═══ Material to process ═══

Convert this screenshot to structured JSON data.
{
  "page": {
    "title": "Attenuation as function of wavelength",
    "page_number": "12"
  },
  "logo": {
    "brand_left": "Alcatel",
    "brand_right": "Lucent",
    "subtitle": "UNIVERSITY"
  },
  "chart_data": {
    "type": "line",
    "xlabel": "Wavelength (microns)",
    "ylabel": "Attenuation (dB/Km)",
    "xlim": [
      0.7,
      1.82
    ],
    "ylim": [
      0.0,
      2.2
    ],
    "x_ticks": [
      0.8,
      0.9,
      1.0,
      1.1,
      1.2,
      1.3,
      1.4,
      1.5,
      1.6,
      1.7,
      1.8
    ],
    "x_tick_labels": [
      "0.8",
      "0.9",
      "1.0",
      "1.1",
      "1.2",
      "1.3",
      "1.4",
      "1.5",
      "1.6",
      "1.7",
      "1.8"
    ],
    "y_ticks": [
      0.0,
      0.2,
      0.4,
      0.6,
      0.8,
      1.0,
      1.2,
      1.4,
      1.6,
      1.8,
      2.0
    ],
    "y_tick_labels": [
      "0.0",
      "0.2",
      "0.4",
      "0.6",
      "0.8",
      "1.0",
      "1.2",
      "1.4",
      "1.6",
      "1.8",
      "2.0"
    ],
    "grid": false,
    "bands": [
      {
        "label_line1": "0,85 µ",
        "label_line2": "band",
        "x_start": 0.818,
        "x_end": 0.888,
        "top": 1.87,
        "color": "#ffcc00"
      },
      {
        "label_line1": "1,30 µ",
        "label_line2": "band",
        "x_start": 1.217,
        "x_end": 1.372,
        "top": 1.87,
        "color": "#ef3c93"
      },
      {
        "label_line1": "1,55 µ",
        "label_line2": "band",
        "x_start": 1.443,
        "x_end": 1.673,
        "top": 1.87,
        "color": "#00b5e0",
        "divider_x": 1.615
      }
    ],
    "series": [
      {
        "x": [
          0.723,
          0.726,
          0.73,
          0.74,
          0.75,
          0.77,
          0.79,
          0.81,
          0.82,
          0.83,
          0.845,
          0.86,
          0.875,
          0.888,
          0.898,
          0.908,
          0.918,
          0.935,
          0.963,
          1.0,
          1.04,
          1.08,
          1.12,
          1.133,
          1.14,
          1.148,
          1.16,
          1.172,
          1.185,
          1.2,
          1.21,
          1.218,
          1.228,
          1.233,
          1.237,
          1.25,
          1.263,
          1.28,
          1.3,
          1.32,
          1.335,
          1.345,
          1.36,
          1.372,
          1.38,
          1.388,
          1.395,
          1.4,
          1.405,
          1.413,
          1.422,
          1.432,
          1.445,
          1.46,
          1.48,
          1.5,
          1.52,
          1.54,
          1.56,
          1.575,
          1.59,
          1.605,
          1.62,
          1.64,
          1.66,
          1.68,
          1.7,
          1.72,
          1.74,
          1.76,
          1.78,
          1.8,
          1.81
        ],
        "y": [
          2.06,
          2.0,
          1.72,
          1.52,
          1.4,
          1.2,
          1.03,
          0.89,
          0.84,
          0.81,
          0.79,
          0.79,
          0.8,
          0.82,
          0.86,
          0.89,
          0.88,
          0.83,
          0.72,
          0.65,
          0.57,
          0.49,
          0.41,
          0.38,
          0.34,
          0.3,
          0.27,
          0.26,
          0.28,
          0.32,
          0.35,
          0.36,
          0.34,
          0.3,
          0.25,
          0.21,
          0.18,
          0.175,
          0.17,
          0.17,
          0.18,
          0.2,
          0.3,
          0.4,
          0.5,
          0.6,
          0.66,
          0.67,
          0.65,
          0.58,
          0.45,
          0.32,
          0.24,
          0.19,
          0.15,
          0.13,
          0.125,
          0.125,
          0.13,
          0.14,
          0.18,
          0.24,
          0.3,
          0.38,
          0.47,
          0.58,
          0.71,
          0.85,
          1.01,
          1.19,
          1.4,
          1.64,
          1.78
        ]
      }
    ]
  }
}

═══

▸ Written instruction: Output all records verbatim.

▸ Task response:
Convert this screenshot to structured JSON data.
{
  "page": {
    "title": "Attenuation as function of wavelength",
    "page_number": "12"
  },
  "logo": {
    "brand_left": "Alcatel",
    "brand_right": "Lucent",
    "subtitle": "UNIVERSITY"
  },
  "chart_data": {
    "type": "line",
    "xlabel": "Wavelength (microns)",
    "ylabel": "Attenuation (dB/Km)",
    "xlim": [
      0.7,
      1.82
    ],
    "ylim": [
      0.0,
      2.2
    ],
    "x_ticks": [
      0.8,
      0.9,
      1.0,
      1.1,
      1.2,
      1.3,
      1.4,
      1.5,
      1.6,
      1.7,
      1.8
    ],
    "x_tick_labels": [
      "0.8",
      "0.9",
      "1.0",
      "1.1",
      "1.2",
      "1.3",
      "1.4",
      "1.5",
      "1.6",
      "1.7",
      "1.8"
    ],
    "y_ticks": [
      0.0,
      0.2,
      0.4,
      0.6,
      0.8,
      1.0,
      1.2,
      1.4,
      1.6,
      1.8,
      2.0
    ],
    "y_tick_labels": [
      "0.0",
      "0.2",
      "0.4",
      "0.6",
      "0.8",
      "1.0",
      "1.2",
      "1.4",
      "1.6",
      "1.8",
      "2.0"
    ],
    "grid": false,
    "bands": [
      {
        "label_line1": "0,85 µ",
        "label_line2": "band",
        "x_start": 0.818,
        "x_end": 0.888,
        "top": 1.87,
        "color": "#ffcc00"
      },
      {
        "label_line1": "1,30 µ",
        "label_line2": "band",
        "x_start": 1.217,
        "x_end": 1.372,
        "top": 1.87,
        "color": "#ef3c93"
      },
      {
        "label_line1": "1,55 µ",
        "label_line2": "band",
        "x_start": 1.443,
        "x_end": 1.673,
        "top": 1.87,
        "color": "#00b5e0",
        "divider_x": 1.615
      }
    ],
    "series": [
      {
        "x": [
          0.723,
          0.726,
          0.73,
          0.74,
          0.75,
          0.77,
          0.79,
          0.81,
          0.82,
          0.83,
          0.845,
          0.86,
          0.875,
          0.888,
          0.898,
          0.908,
          0.918,
          0.935,
          0.963,
          1.0,
          1.04,
          1.08,
          1.12,
          1.133,
          1.14,
          1.148,
          1.16,
          1.172,
          1.185,
          1.2,
          1.21,
          1.218,
          1.228,
          1.233,
          1.237,
          1.25,
          1.263,
          1.28,
          1.3,
          1.32,
          1.335,
          1.345,
          1.36,
          1.372,
          1.38,
          1.388,
          1.395,
          1.4,
          1.405,
          1.413,
          1.422,
          1.432,
          1.445,
          1.46,
          1.48,
          1.5,
          1.52,
          1.54,
          1.56,
          1.575,
          1.59,
          1.605,
          1.62,
          1.64,
          1.66,
          1.68,
          1.7,
          1.72,
          1.74,
          1.76,
          1.78,
          1.8,
          1.81
        ],
        "y": [
          2.06,
          2.0,
          1.72,
          1.52,
          1.4,
          1.2,
          1.03,
          0.89,
          0.84,
          0.81,
          0.79,
          0.79,
          0.8,
          0.82,
          0.86,
          0.89,
          0.88,
          0.83,
          0.72,
          0.65,
          0.57,
          0.49,
          0.41,
          0.38,
          0.34,
          0.3,
          0.27,
          0.26,
          0.28,
          0.32,
          0.35,
          0.36,
          0.34,
          0.3,
          0.25,
          0.21,
          0.18,
          0.175,
          0.17,
          0.17,
          0.18,
          0.2,
          0.3,
          0.4,
          0.5,
          0.6,
          0.66,
          0.67,
          0.65,
          0.58,
          0.45,
          0.32,
          0.24,
          0.19,
          0.15,
          0.13,
          0.125,
          0.125,
          0.13,
          0.14,
          0.18,
          0.24,
          0.3,
          0.38,
          0.47,
          0.58,
          0.71,
          0.85,
          1.01,
          1.19,
          1.4,
          1.64,
          1.78
        ]
      }
    ]
  }
}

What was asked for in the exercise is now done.